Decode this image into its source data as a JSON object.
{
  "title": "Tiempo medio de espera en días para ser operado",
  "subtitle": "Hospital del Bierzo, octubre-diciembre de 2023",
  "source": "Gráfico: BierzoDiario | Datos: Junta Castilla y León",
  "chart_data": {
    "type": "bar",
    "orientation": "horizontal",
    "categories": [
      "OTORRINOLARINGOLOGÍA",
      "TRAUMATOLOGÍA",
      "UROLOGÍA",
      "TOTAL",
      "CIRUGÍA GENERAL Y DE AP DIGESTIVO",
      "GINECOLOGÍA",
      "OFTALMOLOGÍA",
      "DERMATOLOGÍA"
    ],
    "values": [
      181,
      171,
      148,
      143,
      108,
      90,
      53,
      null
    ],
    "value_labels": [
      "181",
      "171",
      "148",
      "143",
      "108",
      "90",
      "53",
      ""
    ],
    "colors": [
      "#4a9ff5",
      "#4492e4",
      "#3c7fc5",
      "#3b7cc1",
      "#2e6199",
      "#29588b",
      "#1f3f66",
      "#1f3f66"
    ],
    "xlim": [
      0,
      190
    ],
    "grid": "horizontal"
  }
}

| EXERCISE INSTRUCTIONS |
Can you give every line above again, exactly as written?

| THE COMPLETED TASK |
Decode this image into its source data as a JSON object.
{
  "title": "Tiempo medio de espera en días para ser operado",
  "subtitle": "Hospital del Bierzo, octubre-diciembre de 2023",
  "source": "Gráfico: BierzoDiario | Datos: Junta Castilla y León",
  "chart_data": {
    "type": "bar",
    "orientation": "horizontal",
    "categories": [
      "OTORRINOLARINGOLOGÍA",
      "TRAUMATOLOGÍA",
      "UROLOGÍA",
      "TOTAL",
      "CIRUGÍA GENERAL Y DE AP DIGESTIVO",
      "GINECOLOGÍA",
      "OFTALMOLOGÍA",
      "DERMATOLOGÍA"
    ],
    "values": [
      181,
      171,
      148,
      143,
      108,
      90,
      53,
      null
    ],
    "value_labels": [
      "181",
      "171",
      "148",
      "143",
      "108",
      "90",
      "53",
      ""
    ],
    "colors": [
      "#4a9ff5",
      "#4492e4",
      "#3c7fc5",
      "#3b7cc1",
      "#2e6199",
      "#29588b",
      "#1f3f66",
      "#1f3f66"
    ],
    "xlim": [
      0,
      190
    ],
    "grid": "horizontal"
  }
}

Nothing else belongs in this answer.